■ **The request**: Every line of the listing must be reproduced as it stands. Leave the images behind.

■ **Material for this task**:
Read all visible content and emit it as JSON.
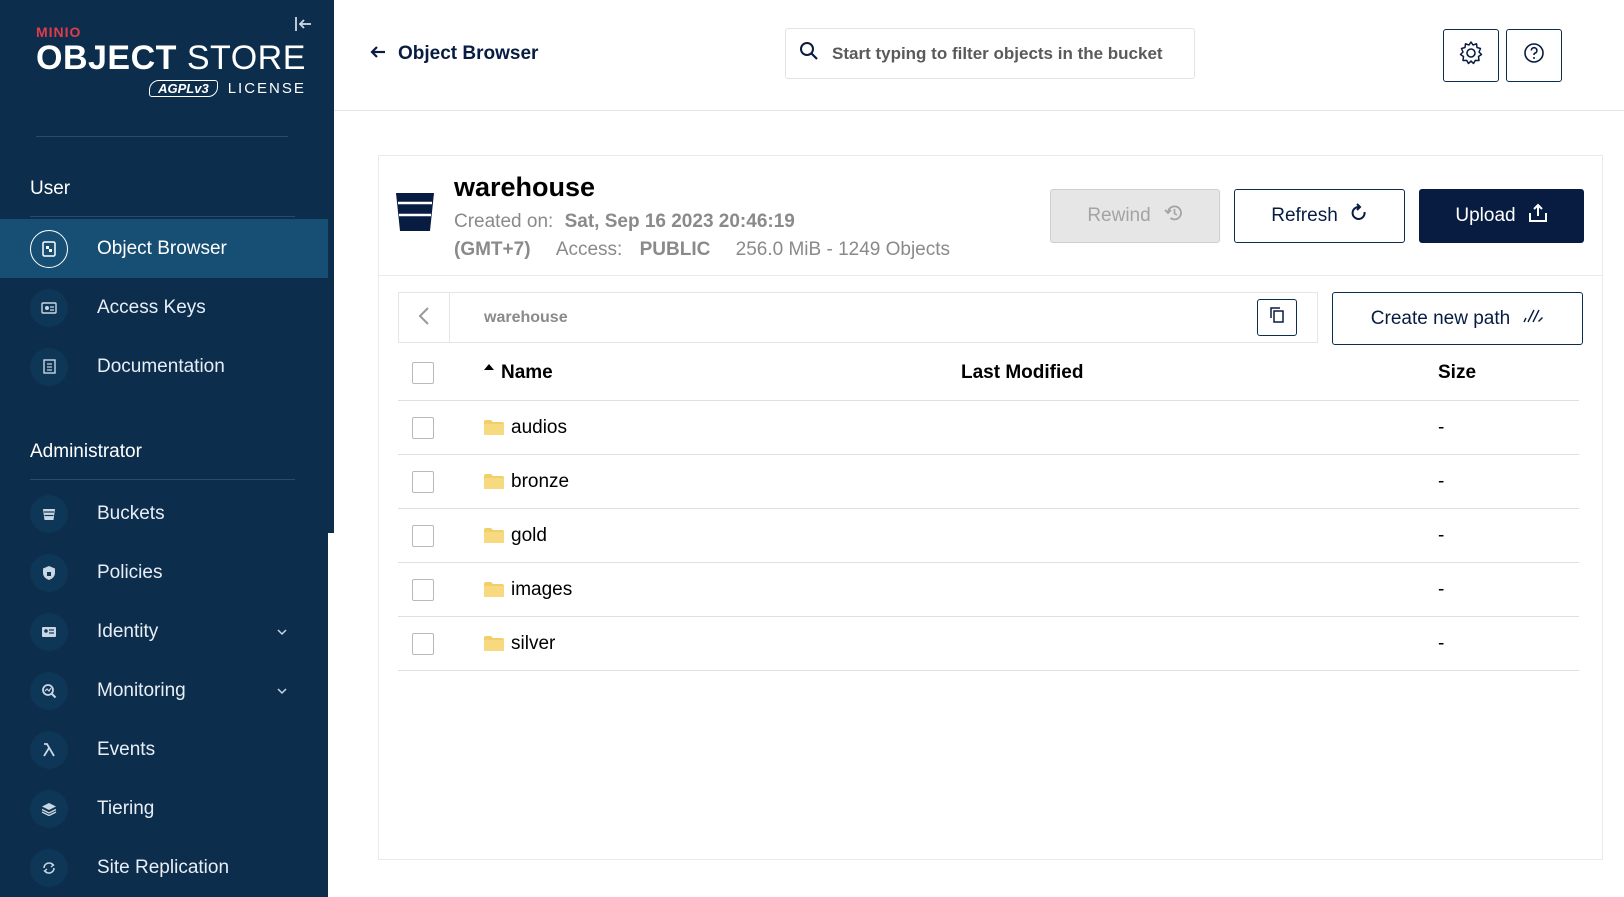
{
  "brand": {
    "minio": "MINIO",
    "object": "OBJECT",
    "store": " STORE",
    "agpl": "AGPLv3",
    "license": "LICENSE"
  },
  "sidebar": {
    "user_section": "User",
    "admin_section": "Administrator",
    "user_items": [
      {
        "label": "Object Browser",
        "icon": "object-browser-icon",
        "active": true
      },
      {
        "label": "Access Keys",
        "icon": "access-keys-icon"
      },
      {
        "label": "Documentation",
        "icon": "documentation-icon"
      }
    ],
    "admin_items": [
      {
        "label": "Buckets",
        "icon": "buckets-icon"
      },
      {
        "label": "Policies",
        "icon": "policies-icon"
      },
      {
        "label": "Identity",
        "icon": "identity-icon",
        "expandable": true
      },
      {
        "label": "Monitoring",
        "icon": "monitoring-icon",
        "expandable": true
      },
      {
        "label": "Events",
        "icon": "lambda-icon"
      },
      {
        "label": "Tiering",
        "icon": "tiering-icon"
      },
      {
        "label": "Site Replication",
        "icon": "site-replication-icon"
      }
    ]
  },
  "header": {
    "back_label": "Object Browser",
    "search_placeholder": "Start typing to filter objects in the bucket"
  },
  "bucket": {
    "name": "warehouse",
    "created_label": "Created on:",
    "created_value": "Sat, Sep 16 2023 20:46:19",
    "timezone": "(GMT+7)",
    "access_label": "Access:",
    "access_value": "PUBLIC",
    "usage": "256.0 MiB - 1249 Objects"
  },
  "actions": {
    "rewind": "Rewind",
    "refresh": "Refresh",
    "upload": "Upload",
    "create_path": "Create new path"
  },
  "path": {
    "current": "warehouse"
  },
  "table": {
    "columns": {
      "name": "Name",
      "modified": "Last Modified",
      "size": "Size"
    },
    "rows": [
      {
        "name": "audios",
        "modified": "",
        "size": "-"
      },
      {
        "name": "bronze",
        "modified": "",
        "size": "-"
      },
      {
        "name": "gold",
        "modified": "",
        "size": "-"
      },
      {
        "name": "images",
        "modified": "",
        "size": "-"
      },
      {
        "name": "silver",
        "modified": "",
        "size": "-"
      }
    ]
  },
  "colors": {
    "sidebar_bg": "#0c2d4b",
    "active_item": "#174e73",
    "primary": "#081c42",
    "brand_red": "#e23b4a",
    "folder": "#f3cf6a"
  }
}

■ **Written solution**:
Read all visible content and emit it as JSON.
{
  "brand": {
    "minio": "MINIO",
    "object": "OBJECT",
    "store": " STORE",
    "agpl": "AGPLv3",
    "license": "LICENSE"
  },
  "sidebar": {
    "user_section": "User",
    "admin_section": "Administrator",
    "user_items": [
      {
        "label": "Object Browser",
        "icon": "object-browser-icon",
        "active": true
      },
      {
        "label": "Access Keys",
        "icon": "access-keys-icon"
      },
      {
        "label": "Documentation",
        "icon": "documentation-icon"
      }
    ],
    "admin_items": [
      {
        "label": "Buckets",
        "icon": "buckets-icon"
      },
      {
        "label": "Policies",
        "icon": "policies-icon"
      },
      {
        "label": "Identity",
        "icon": "identity-icon",
        "expandable": true
      },
      {
        "label": "Monitoring",
        "icon": "monitoring-icon",
        "expandable": true
      },
      {
        "label": "Events",
        "icon": "lambda-icon"
      },
      {
        "label": "Tiering",
        "icon": "tiering-icon"
      },
      {
        "label": "Site Replication",
        "icon": "site-replication-icon"
      }
    ]
  },
  "header": {
    "back_label": "Object Browser",
    "search_placeholder": "Start typing to filter objects in the bucket"
  },
  "bucket": {
    "name": "warehouse",
    "created_label": "Created on:",
    "created_value": "Sat, Sep 16 2023 20:46:19",
    "timezone": "(GMT+7)",
    "access_label": "Access:",
    "access_value": "PUBLIC",
    "usage": "256.0 MiB - 1249 Objects"
  },
  "actions": {
    "rewind": "Rewind",
    "refresh": "Refresh",
    "upload": "Upload",
    "create_path": "Create new path"
  },
  "path": {
    "current": "warehouse"
  },
  "table": {
    "columns": {
      "name": "Name",
      "modified": "Last Modified",
      "size": "Size"
    },
    "rows": [
      {
        "name": "audios",
        "modified": "",
        "size": "-"
      },
      {
        "name": "bronze",
        "modified": "",
        "size": "-"
      },
      {
        "name": "gold",
        "modified": "",
        "size": "-"
      },
      {
        "name": "images",
        "modified": "",
        "size": "-"
      },
      {
        "name": "silver",
        "modified": "",
        "size": "-"
      }
    ]
  },
  "colors": {
    "sidebar_bg": "#0c2d4b",
    "active_item": "#174e73",
    "primary": "#081c42",
    "brand_red": "#e23b4a",
    "folder": "#f3cf6a"
  }
}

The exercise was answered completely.